──────── DATA TO USE

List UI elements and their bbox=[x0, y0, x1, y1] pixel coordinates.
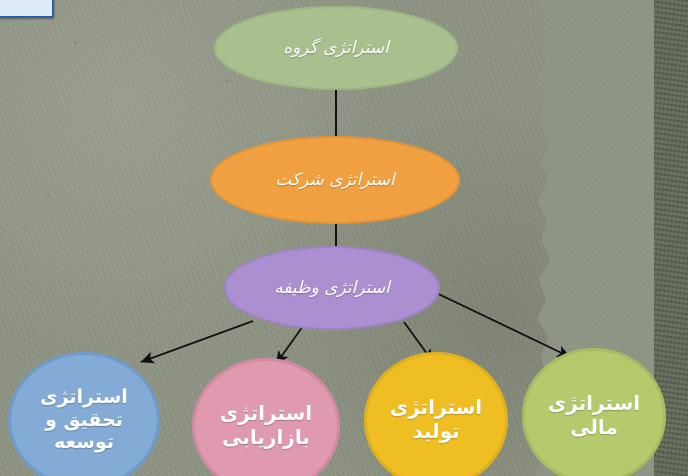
node-production-strategy[interactable]: استراتژی تولید bbox=[364, 352, 508, 476]
node-group-strategy[interactable]: استراتژی گروه bbox=[214, 6, 458, 90]
node-corporate-strategy[interactable]: استراتژی شرکت bbox=[210, 136, 460, 224]
node-functional-strategy[interactable]: استراتژی وظیفه bbox=[224, 246, 440, 330]
node-marketing-strategy-label: استراتژی بازاریابی bbox=[214, 402, 318, 449]
node-corporate-strategy-label: استراتژی شرکت bbox=[269, 170, 400, 190]
node-rnd-strategy[interactable]: استراتژی تحقیق و توسعه bbox=[8, 352, 160, 476]
node-financial-strategy-label: استراتژی مالی bbox=[542, 392, 646, 439]
node-rnd-strategy-label: استراتژی تحقیق و توسعه bbox=[34, 386, 134, 453]
node-functional-strategy-label: استراتژی وظیفه bbox=[268, 278, 396, 298]
node-financial-strategy[interactable]: استراتژی مالی bbox=[522, 348, 666, 476]
top-left-placeholder-box[interactable] bbox=[0, 0, 54, 18]
node-production-strategy-label: استراتژی تولید bbox=[384, 396, 488, 443]
node-group-strategy-label: استراتژی گروه bbox=[277, 38, 395, 58]
slide-canvas: استراتژی گروه استراتژی شرکت استراتژی وظی… bbox=[0, 0, 688, 476]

────────────────

- SET EXERCISE
Update all of the material above by replacing every occurrence of "interactable" with "clickable" and leaving everything else unchanged. Omit the pictures from your answer.

- RESPONSE BELOW
List UI elements and their bbox=[x0, y0, x1, y1] pixel coordinates.
node-production-strategy[clickable]: استراتژی تولید bbox=[364, 352, 508, 476]
node-group-strategy[clickable]: استراتژی گروه bbox=[214, 6, 458, 90]
node-corporate-strategy[clickable]: استراتژی شرکت bbox=[210, 136, 460, 224]
node-functional-strategy[clickable]: استراتژی وظیفه bbox=[224, 246, 440, 330]
node-marketing-strategy-label: استراتژی بازاریابی bbox=[214, 402, 318, 449]
node-corporate-strategy-label: استراتژی شرکت bbox=[269, 170, 400, 190]
node-rnd-strategy[clickable]: استراتژی تحقیق و توسعه bbox=[8, 352, 160, 476]
node-financial-strategy-label: استراتژی مالی bbox=[542, 392, 646, 439]
node-rnd-strategy-label: استراتژی تحقیق و توسعه bbox=[34, 386, 134, 453]
node-functional-strategy-label: استراتژی وظیفه bbox=[268, 278, 396, 298]
node-financial-strategy[clickable]: استراتژی مالی bbox=[522, 348, 666, 476]
top-left-placeholder-box[clickable] bbox=[0, 0, 54, 18]
node-production-strategy-label: استراتژی تولید bbox=[384, 396, 488, 443]
node-group-strategy-label: استراتژی گروه bbox=[277, 38, 395, 58]
slide-canvas: استراتژی گروه استراتژی شرکت استراتژی وظی… bbox=[0, 0, 688, 476]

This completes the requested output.